REQUIRED WORK:
Copy out every line containing the word "other".

----

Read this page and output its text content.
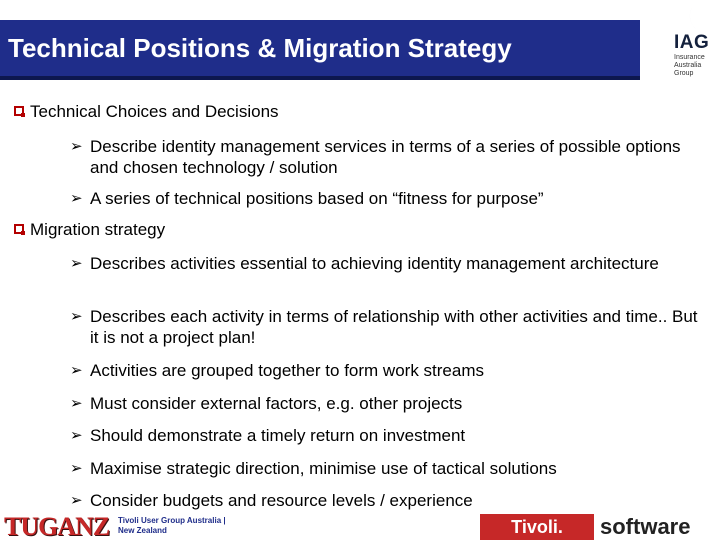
Technical Positions & Migration Strategy	IAG
Insurance Australia Group
Technical Choices and Decisions
➢ Describe identity management services in terms of a series of possible options and chosen technology / solution
➢ A series of technical positions based on “fitness for purpose”
Migration strategy
➢ Describes activities essential to achieving identity management architecture
➢ Describes each activity in terms of relationship with other activities and time.. But it is not a project plan!
➢ Activities are grouped together to form work streams
➢ Must consider external factors, e.g. other projects
➢ Should demonstrate a timely return on investment
➢ Maximise strategic direction, minimise use of tactical solutions
➢ Consider budgets and resource levels / experience
TUGANZ Tivoli User Group Australia | New Zealand	Tivoli.	software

----

COMPLETED TASK:
➢ Describes each activity in terms of relationship with other activities and time.. But it is not a project plan!
➢ Must consider external factors, e.g. other projects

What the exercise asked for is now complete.